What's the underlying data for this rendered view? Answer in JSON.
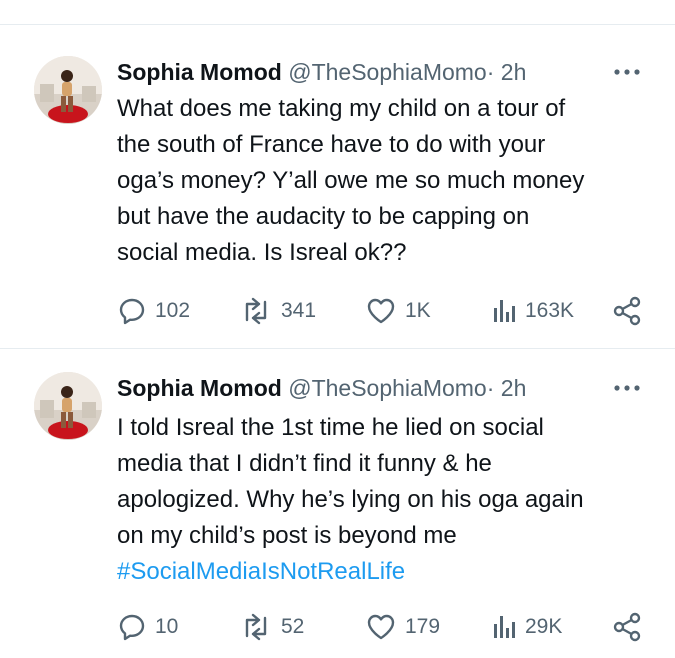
{
  "tweets": [
    {
      "author_name": "Sophia Momod",
      "handle": "@TheSophiaMomo·",
      "separator": "·",
      "time": "2h",
      "text": "What does me taking my child on a tour of\nthe south of France have to do with your\noga’s money? Y’all owe me so much money\nbut have the audacity to be capping on\nsocial media. Is Isreal ok??",
      "hashtag": "",
      "replies": "102",
      "reposts": "341",
      "likes": "1K",
      "views": "163K"
    },
    {
      "author_name": "Sophia Momod",
      "handle": "@TheSophiaMomo·",
      "separator": "·",
      "time": "2h",
      "text": "I told Isreal the 1st time he lied on social\nmedia that I didn’t find it funny & he\napologized. Why he’s lying on his oga again\non my child’s post is beyond me",
      "hashtag": "#SocialMediaIsNotRealLife",
      "replies": "10",
      "reposts": "52",
      "likes": "179",
      "views": "29K"
    }
  ],
  "colors": {
    "text": "#0f1419",
    "secondary": "#536471",
    "link": "#1d9bf0",
    "divider": "#e6ecf0"
  },
  "icons": [
    "reply-icon",
    "repost-icon",
    "like-icon",
    "views-icon",
    "share-icon",
    "more-icon"
  ]
}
____
● **Goal**: Check each line of the entries above for the word "hashtag". List the ones that have it.

● **Expected answer**:
      "hashtag": "",
      "hashtag": "#SocialMediaIsNotRealLife",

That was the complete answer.